Task details
Below are records; work out how many of their lines hold the string "text" and give that number alone.

-- Start --

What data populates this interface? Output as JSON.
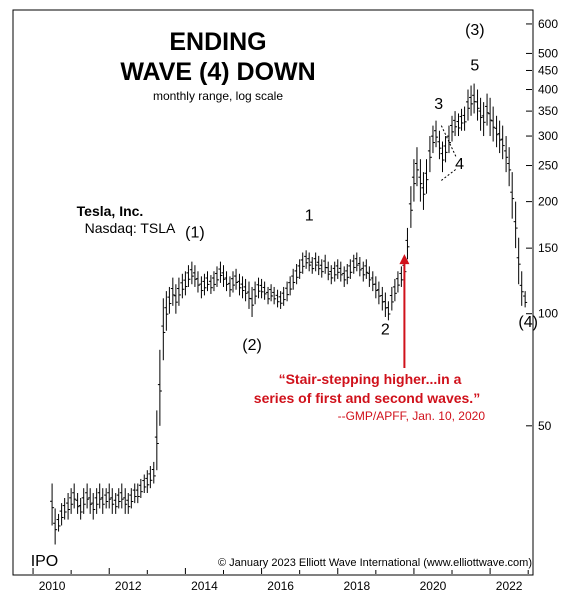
{
  "chart_data": {
    "type": "ohlc",
    "title_line1": "ENDING",
    "title_line2": "WAVE (4) DOWN",
    "subtitle": "monthly range, log scale",
    "company": "Tesla, Inc.",
    "exchange": "Nasdaq: TSLA",
    "y_scale": "log",
    "ylim": [
      20,
      650
    ],
    "xlim": [
      2009.5,
      2023.1
    ],
    "x_ticks": [
      2010,
      2012,
      2014,
      2016,
      2018,
      2020,
      2022
    ],
    "y_ticks": [
      50,
      100,
      150,
      200,
      250,
      300,
      350,
      400,
      450,
      500,
      600
    ],
    "series": [
      {
        "values": [
          {
            "t": 2010.5,
            "h": 35,
            "l": 27
          },
          {
            "t": 2010.58,
            "h": 30,
            "l": 24
          },
          {
            "t": 2010.67,
            "h": 29,
            "l": 26
          },
          {
            "t": 2010.75,
            "h": 31,
            "l": 27
          },
          {
            "t": 2010.83,
            "h": 32,
            "l": 28
          },
          {
            "t": 2010.92,
            "h": 33,
            "l": 28
          },
          {
            "t": 2011.0,
            "h": 34,
            "l": 29
          },
          {
            "t": 2011.08,
            "h": 35,
            "l": 30
          },
          {
            "t": 2011.17,
            "h": 33,
            "l": 29
          },
          {
            "t": 2011.25,
            "h": 32,
            "l": 28
          },
          {
            "t": 2011.33,
            "h": 34,
            "l": 29
          },
          {
            "t": 2011.42,
            "h": 35,
            "l": 30
          },
          {
            "t": 2011.5,
            "h": 34,
            "l": 29
          },
          {
            "t": 2011.58,
            "h": 33,
            "l": 28
          },
          {
            "t": 2011.67,
            "h": 34,
            "l": 29
          },
          {
            "t": 2011.75,
            "h": 35,
            "l": 30
          },
          {
            "t": 2011.83,
            "h": 34,
            "l": 29
          },
          {
            "t": 2011.92,
            "h": 34,
            "l": 30
          },
          {
            "t": 2012.0,
            "h": 35,
            "l": 30
          },
          {
            "t": 2012.08,
            "h": 34,
            "l": 29
          },
          {
            "t": 2012.17,
            "h": 33,
            "l": 29
          },
          {
            "t": 2012.25,
            "h": 34,
            "l": 30
          },
          {
            "t": 2012.33,
            "h": 35,
            "l": 30
          },
          {
            "t": 2012.42,
            "h": 34,
            "l": 29
          },
          {
            "t": 2012.5,
            "h": 33,
            "l": 29
          },
          {
            "t": 2012.58,
            "h": 34,
            "l": 30
          },
          {
            "t": 2012.67,
            "h": 35,
            "l": 31
          },
          {
            "t": 2012.75,
            "h": 35,
            "l": 31
          },
          {
            "t": 2012.83,
            "h": 36,
            "l": 32
          },
          {
            "t": 2012.92,
            "h": 37,
            "l": 33
          },
          {
            "t": 2013.0,
            "h": 38,
            "l": 33
          },
          {
            "t": 2013.08,
            "h": 39,
            "l": 34
          },
          {
            "t": 2013.17,
            "h": 40,
            "l": 35
          },
          {
            "t": 2013.25,
            "h": 55,
            "l": 38
          },
          {
            "t": 2013.33,
            "h": 80,
            "l": 50
          },
          {
            "t": 2013.42,
            "h": 110,
            "l": 75
          },
          {
            "t": 2013.5,
            "h": 115,
            "l": 90
          },
          {
            "t": 2013.58,
            "h": 118,
            "l": 100
          },
          {
            "t": 2013.67,
            "h": 125,
            "l": 105
          },
          {
            "t": 2013.75,
            "h": 120,
            "l": 100
          },
          {
            "t": 2013.83,
            "h": 125,
            "l": 105
          },
          {
            "t": 2013.92,
            "h": 128,
            "l": 110
          },
          {
            "t": 2014.0,
            "h": 130,
            "l": 112
          },
          {
            "t": 2014.08,
            "h": 135,
            "l": 118
          },
          {
            "t": 2014.17,
            "h": 138,
            "l": 120
          },
          {
            "t": 2014.25,
            "h": 135,
            "l": 118
          },
          {
            "t": 2014.33,
            "h": 130,
            "l": 114
          },
          {
            "t": 2014.42,
            "h": 126,
            "l": 110
          },
          {
            "t": 2014.5,
            "h": 128,
            "l": 112
          },
          {
            "t": 2014.58,
            "h": 130,
            "l": 115
          },
          {
            "t": 2014.67,
            "h": 127,
            "l": 113
          },
          {
            "t": 2014.75,
            "h": 130,
            "l": 115
          },
          {
            "t": 2014.83,
            "h": 134,
            "l": 118
          },
          {
            "t": 2014.92,
            "h": 138,
            "l": 121
          },
          {
            "t": 2015.0,
            "h": 135,
            "l": 118
          },
          {
            "t": 2015.08,
            "h": 130,
            "l": 115
          },
          {
            "t": 2015.17,
            "h": 126,
            "l": 111
          },
          {
            "t": 2015.25,
            "h": 130,
            "l": 114
          },
          {
            "t": 2015.33,
            "h": 132,
            "l": 116
          },
          {
            "t": 2015.42,
            "h": 128,
            "l": 112
          },
          {
            "t": 2015.5,
            "h": 126,
            "l": 110
          },
          {
            "t": 2015.58,
            "h": 124,
            "l": 108
          },
          {
            "t": 2015.67,
            "h": 122,
            "l": 103
          },
          {
            "t": 2015.75,
            "h": 118,
            "l": 98
          },
          {
            "t": 2015.83,
            "h": 122,
            "l": 106
          },
          {
            "t": 2015.92,
            "h": 125,
            "l": 110
          },
          {
            "t": 2016.0,
            "h": 124,
            "l": 110
          },
          {
            "t": 2016.08,
            "h": 122,
            "l": 109
          },
          {
            "t": 2016.17,
            "h": 118,
            "l": 106
          },
          {
            "t": 2016.25,
            "h": 120,
            "l": 108
          },
          {
            "t": 2016.33,
            "h": 118,
            "l": 106
          },
          {
            "t": 2016.42,
            "h": 116,
            "l": 104
          },
          {
            "t": 2016.5,
            "h": 115,
            "l": 103
          },
          {
            "t": 2016.58,
            "h": 118,
            "l": 105
          },
          {
            "t": 2016.67,
            "h": 122,
            "l": 108
          },
          {
            "t": 2016.75,
            "h": 126,
            "l": 112
          },
          {
            "t": 2016.83,
            "h": 132,
            "l": 116
          },
          {
            "t": 2016.92,
            "h": 136,
            "l": 120
          },
          {
            "t": 2017.0,
            "h": 140,
            "l": 124
          },
          {
            "t": 2017.08,
            "h": 146,
            "l": 128
          },
          {
            "t": 2017.17,
            "h": 148,
            "l": 132
          },
          {
            "t": 2017.25,
            "h": 146,
            "l": 130
          },
          {
            "t": 2017.33,
            "h": 142,
            "l": 128
          },
          {
            "t": 2017.42,
            "h": 146,
            "l": 130
          },
          {
            "t": 2017.5,
            "h": 143,
            "l": 127
          },
          {
            "t": 2017.58,
            "h": 140,
            "l": 125
          },
          {
            "t": 2017.67,
            "h": 144,
            "l": 128
          },
          {
            "t": 2017.75,
            "h": 138,
            "l": 123
          },
          {
            "t": 2017.83,
            "h": 135,
            "l": 120
          },
          {
            "t": 2017.92,
            "h": 138,
            "l": 122
          },
          {
            "t": 2018.0,
            "h": 140,
            "l": 124
          },
          {
            "t": 2018.08,
            "h": 138,
            "l": 122
          },
          {
            "t": 2018.17,
            "h": 134,
            "l": 118
          },
          {
            "t": 2018.25,
            "h": 136,
            "l": 120
          },
          {
            "t": 2018.33,
            "h": 140,
            "l": 124
          },
          {
            "t": 2018.42,
            "h": 144,
            "l": 128
          },
          {
            "t": 2018.5,
            "h": 146,
            "l": 130
          },
          {
            "t": 2018.58,
            "h": 142,
            "l": 126
          },
          {
            "t": 2018.67,
            "h": 138,
            "l": 122
          },
          {
            "t": 2018.75,
            "h": 140,
            "l": 124
          },
          {
            "t": 2018.83,
            "h": 134,
            "l": 118
          },
          {
            "t": 2018.92,
            "h": 130,
            "l": 115
          },
          {
            "t": 2019.0,
            "h": 126,
            "l": 110
          },
          {
            "t": 2019.08,
            "h": 122,
            "l": 106
          },
          {
            "t": 2019.17,
            "h": 118,
            "l": 102
          },
          {
            "t": 2019.25,
            "h": 114,
            "l": 98
          },
          {
            "t": 2019.33,
            "h": 108,
            "l": 96
          },
          {
            "t": 2019.42,
            "h": 118,
            "l": 102
          },
          {
            "t": 2019.5,
            "h": 124,
            "l": 108
          },
          {
            "t": 2019.58,
            "h": 130,
            "l": 114
          },
          {
            "t": 2019.67,
            "h": 134,
            "l": 118
          },
          {
            "t": 2019.75,
            "h": 140,
            "l": 125
          },
          {
            "t": 2019.83,
            "h": 170,
            "l": 140
          },
          {
            "t": 2019.92,
            "h": 220,
            "l": 170
          },
          {
            "t": 2020.0,
            "h": 260,
            "l": 200
          },
          {
            "t": 2020.08,
            "h": 280,
            "l": 220
          },
          {
            "t": 2020.17,
            "h": 260,
            "l": 200
          },
          {
            "t": 2020.25,
            "h": 240,
            "l": 190
          },
          {
            "t": 2020.33,
            "h": 260,
            "l": 210
          },
          {
            "t": 2020.42,
            "h": 300,
            "l": 240
          },
          {
            "t": 2020.5,
            "h": 320,
            "l": 270
          },
          {
            "t": 2020.58,
            "h": 330,
            "l": 280
          },
          {
            "t": 2020.67,
            "h": 310,
            "l": 260
          },
          {
            "t": 2020.75,
            "h": 290,
            "l": 240
          },
          {
            "t": 2020.83,
            "h": 300,
            "l": 255
          },
          {
            "t": 2020.92,
            "h": 320,
            "l": 270
          },
          {
            "t": 2021.0,
            "h": 340,
            "l": 290
          },
          {
            "t": 2021.08,
            "h": 350,
            "l": 300
          },
          {
            "t": 2021.17,
            "h": 345,
            "l": 300
          },
          {
            "t": 2021.25,
            "h": 355,
            "l": 310
          },
          {
            "t": 2021.33,
            "h": 360,
            "l": 310
          },
          {
            "t": 2021.42,
            "h": 400,
            "l": 330
          },
          {
            "t": 2021.5,
            "h": 410,
            "l": 340
          },
          {
            "t": 2021.58,
            "h": 415,
            "l": 345
          },
          {
            "t": 2021.67,
            "h": 400,
            "l": 330
          },
          {
            "t": 2021.75,
            "h": 380,
            "l": 310
          },
          {
            "t": 2021.83,
            "h": 370,
            "l": 300
          },
          {
            "t": 2021.92,
            "h": 390,
            "l": 320
          },
          {
            "t": 2022.0,
            "h": 380,
            "l": 300
          },
          {
            "t": 2022.08,
            "h": 360,
            "l": 290
          },
          {
            "t": 2022.17,
            "h": 340,
            "l": 280
          },
          {
            "t": 2022.25,
            "h": 330,
            "l": 270
          },
          {
            "t": 2022.33,
            "h": 320,
            "l": 260
          },
          {
            "t": 2022.42,
            "h": 300,
            "l": 240
          },
          {
            "t": 2022.5,
            "h": 280,
            "l": 220
          },
          {
            "t": 2022.58,
            "h": 240,
            "l": 180
          },
          {
            "t": 2022.67,
            "h": 200,
            "l": 150
          },
          {
            "t": 2022.75,
            "h": 160,
            "l": 120
          },
          {
            "t": 2022.83,
            "h": 130,
            "l": 105
          },
          {
            "t": 2022.92,
            "h": 115,
            "l": 104
          }
        ]
      }
    ],
    "wave_labels": [
      {
        "text": "(1)",
        "t": 2014.25,
        "v": 160
      },
      {
        "text": "(2)",
        "t": 2015.75,
        "v": 80
      },
      {
        "text": "1",
        "t": 2017.25,
        "v": 178
      },
      {
        "text": "2",
        "t": 2019.25,
        "v": 88
      },
      {
        "text": "3",
        "t": 2020.65,
        "v": 355
      },
      {
        "text": "4",
        "t": 2021.2,
        "v": 245
      },
      {
        "text": "5",
        "t": 2021.6,
        "v": 450
      },
      {
        "text": "(3)",
        "t": 2021.6,
        "v": 560
      },
      {
        "text": "(4)",
        "t": 2023.0,
        "v": 92
      },
      {
        "text": "IPO",
        "t": 2010.3,
        "v": 21
      }
    ],
    "annotation": {
      "quote_line1": "“Stair-stepping higher...in a",
      "quote_line2": "series of first and second waves.”",
      "source": "--GMP/APFF, Jan. 10, 2020",
      "arrow_t": 2019.75,
      "arrow_v": 150
    },
    "copyright": "© January 2023 Elliott Wave International (www.elliottwave.com)"
  }
}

-- End --

Full output
10